*Given problem*
Set down every entry word for word. Omit the pictures.

*Material for this exercise*
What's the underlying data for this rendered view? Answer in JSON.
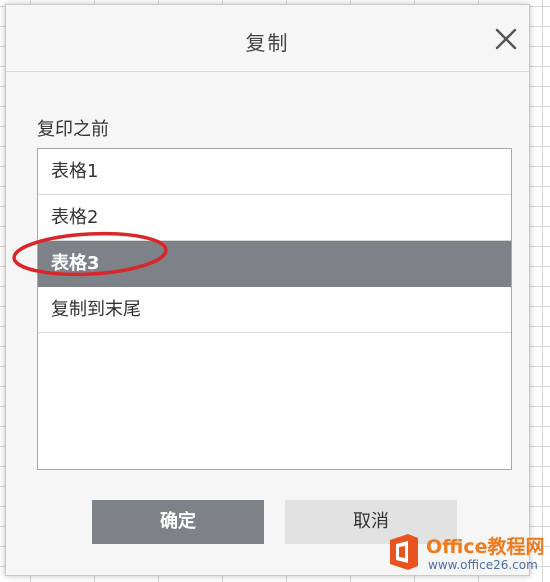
{
  "dialog": {
    "title": "复制",
    "close_icon": "close-icon",
    "section_label": "复印之前",
    "list": [
      {
        "label": "表格1",
        "selected": false
      },
      {
        "label": "表格2",
        "selected": false
      },
      {
        "label": "表格3",
        "selected": true
      },
      {
        "label": "复制到末尾",
        "selected": false
      }
    ],
    "ok_label": "确定",
    "cancel_label": "取消"
  },
  "watermark": {
    "name": "Office教程网",
    "url": "www.office26.com"
  },
  "colors": {
    "selection": "#7d8188",
    "annotation_ring": "#d9262b",
    "brand_orange": "#f07a1c"
  }
}
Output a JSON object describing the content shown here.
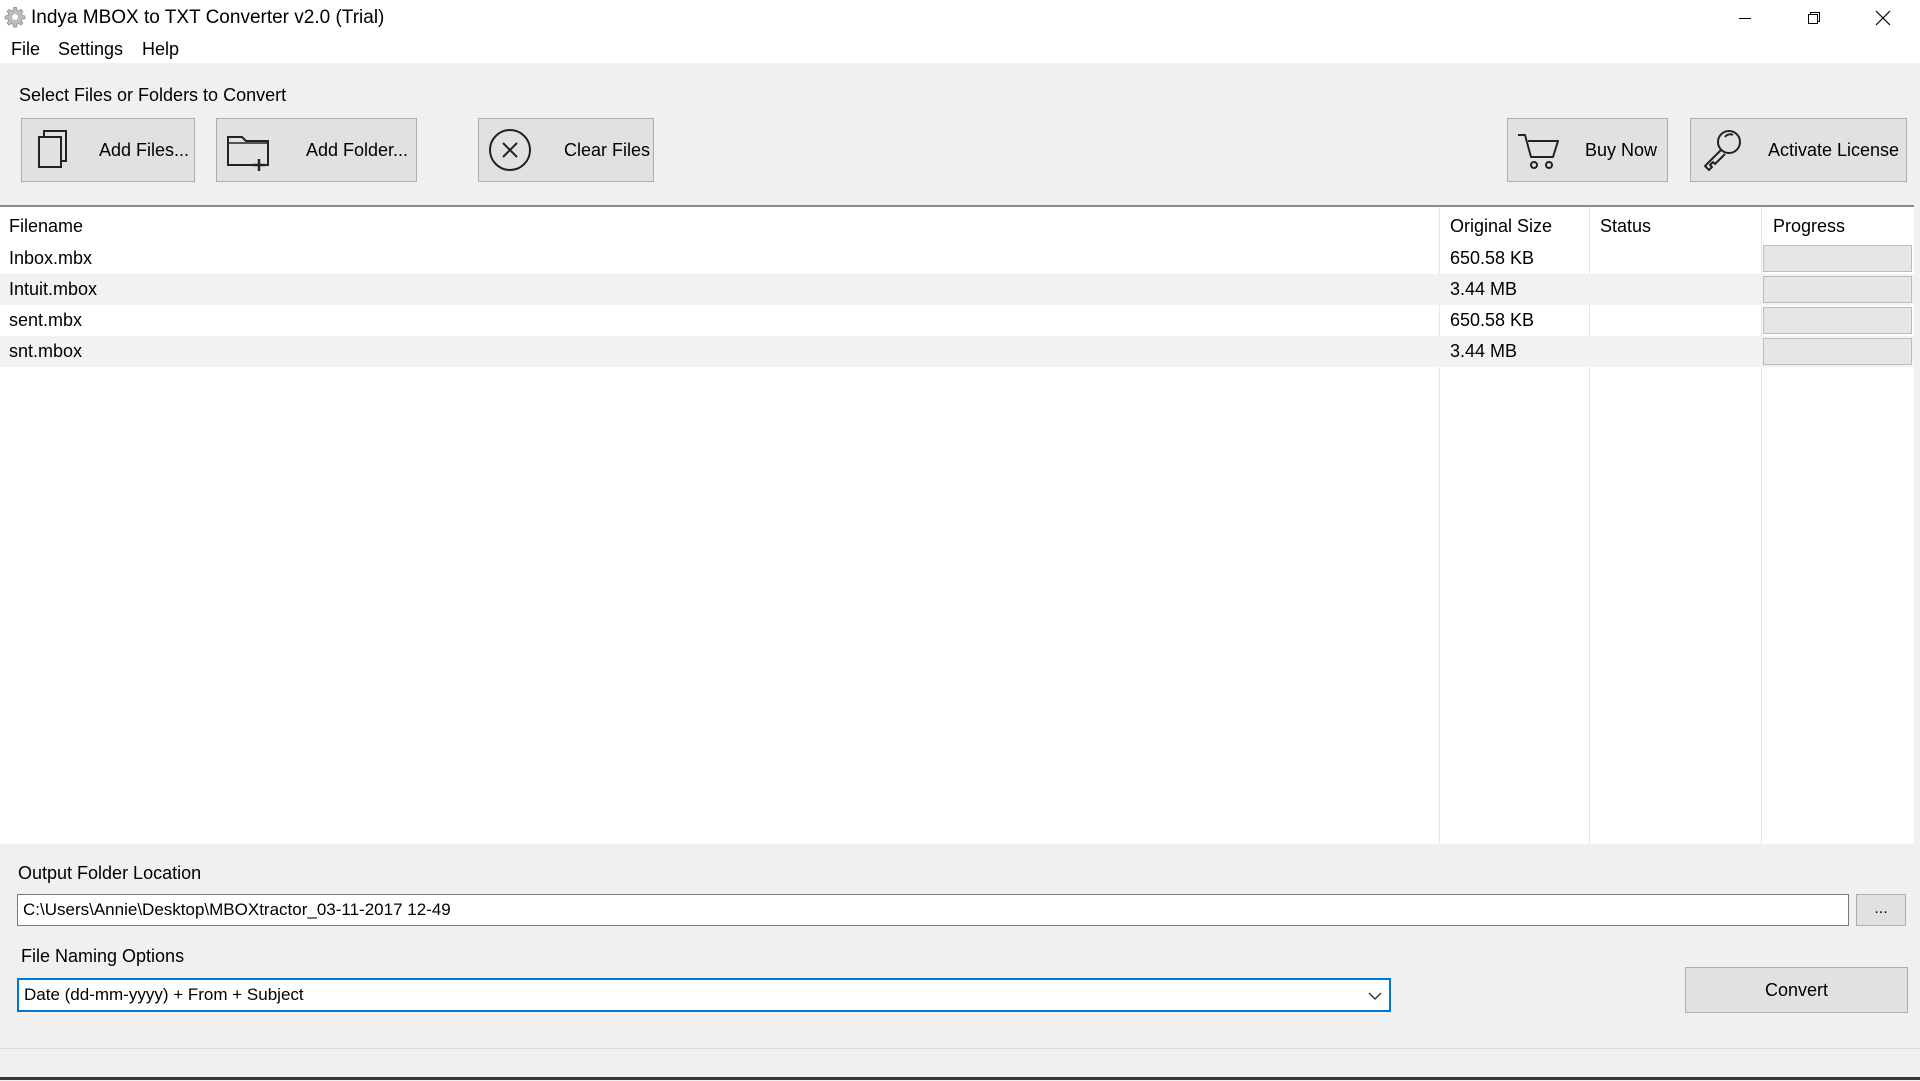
{
  "window": {
    "title": "Indya MBOX to TXT Converter v2.0 (Trial)",
    "app_icon": "gear-icon",
    "controls": [
      "minimize-icon",
      "restore-icon",
      "close-icon"
    ]
  },
  "menu": {
    "file": "File",
    "settings": "Settings",
    "help": "Help"
  },
  "toolbar": {
    "heading": "Select Files or Folders to Convert",
    "add_files": "Add Files...",
    "add_folder": "Add Folder...",
    "clear_files": "Clear Files",
    "buy_now": "Buy Now",
    "activate_license": "Activate License"
  },
  "table": {
    "columns": {
      "filename": "Filename",
      "original_size": "Original Size",
      "status": "Status",
      "progress": "Progress"
    },
    "rows": [
      {
        "filename": "Inbox.mbx",
        "size": "650.58 KB",
        "status": "",
        "progress": 0
      },
      {
        "filename": "Intuit.mbox",
        "size": "3.44 MB",
        "status": "",
        "progress": 0
      },
      {
        "filename": "sent.mbx",
        "size": "650.58 KB",
        "status": "",
        "progress": 0
      },
      {
        "filename": "snt.mbox",
        "size": "3.44 MB",
        "status": "",
        "progress": 0
      }
    ]
  },
  "output": {
    "label": "Output Folder Location",
    "path": "C:\\Users\\Annie\\Desktop\\MBOXtractor_03-11-2017 12-49",
    "browse_label": "..."
  },
  "naming": {
    "label": "File Naming Options",
    "selected": "Date (dd-mm-yyyy) + From + Subject"
  },
  "convert_label": "Convert",
  "colors": {
    "focus_border": "#0078d7",
    "button_face": "#e1e1e1",
    "window_bg": "#f0f0f0"
  }
}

*Problem solution*
What's the underlying data for this rendered view? Answer in JSON.
{
  "dialog": {
    "title": "复制",
    "close_icon": "close-icon",
    "section_label": "复印之前",
    "list": [
      {
        "label": "表格1",
        "selected": false
      },
      {
        "label": "表格2",
        "selected": false
      },
      {
        "label": "表格3",
        "selected": true
      },
      {
        "label": "复制到末尾",
        "selected": false
      }
    ],
    "ok_label": "确定",
    "cancel_label": "取消"
  },
  "watermark": {
    "name": "Office教程网",
    "url": "www.office26.com"
  },
  "colors": {
    "selection": "#7d8188",
    "annotation_ring": "#d9262b",
    "brand_orange": "#f07a1c"
  }
}
Output a JSON object describing the content shown here.
{
  "window": {
    "title": "Indya MBOX to TXT Converter v2.0 (Trial)",
    "app_icon": "gear-icon",
    "controls": [
      "minimize-icon",
      "restore-icon",
      "close-icon"
    ]
  },
  "menu": {
    "file": "File",
    "settings": "Settings",
    "help": "Help"
  },
  "toolbar": {
    "heading": "Select Files or Folders to Convert",
    "add_files": "Add Files...",
    "add_folder": "Add Folder...",
    "clear_files": "Clear Files",
    "buy_now": "Buy Now",
    "activate_license": "Activate License"
  },
  "table": {
    "columns": {
      "filename": "Filename",
      "original_size": "Original Size",
      "status": "Status",
      "progress": "Progress"
    },
    "rows": [
      {
        "filename": "Inbox.mbx",
        "size": "650.58 KB",
        "status": "",
        "progress": 0
      },
      {
        "filename": "Intuit.mbox",
        "size": "3.44 MB",
        "status": "",
        "progress": 0
      },
      {
        "filename": "sent.mbx",
        "size": "650.58 KB",
        "status": "",
        "progress": 0
      },
      {
        "filename": "snt.mbox",
        "size": "3.44 MB",
        "status": "",
        "progress": 0
      }
    ]
  },
  "output": {
    "label": "Output Folder Location",
    "path": "C:\\Users\\Annie\\Desktop\\MBOXtractor_03-11-2017 12-49",
    "browse_label": "..."
  },
  "naming": {
    "label": "File Naming Options",
    "selected": "Date (dd-mm-yyyy) + From + Subject"
  },
  "convert_label": "Convert",
  "colors": {
    "focus_border": "#0078d7",
    "button_face": "#e1e1e1",
    "window_bg": "#f0f0f0"
  }
}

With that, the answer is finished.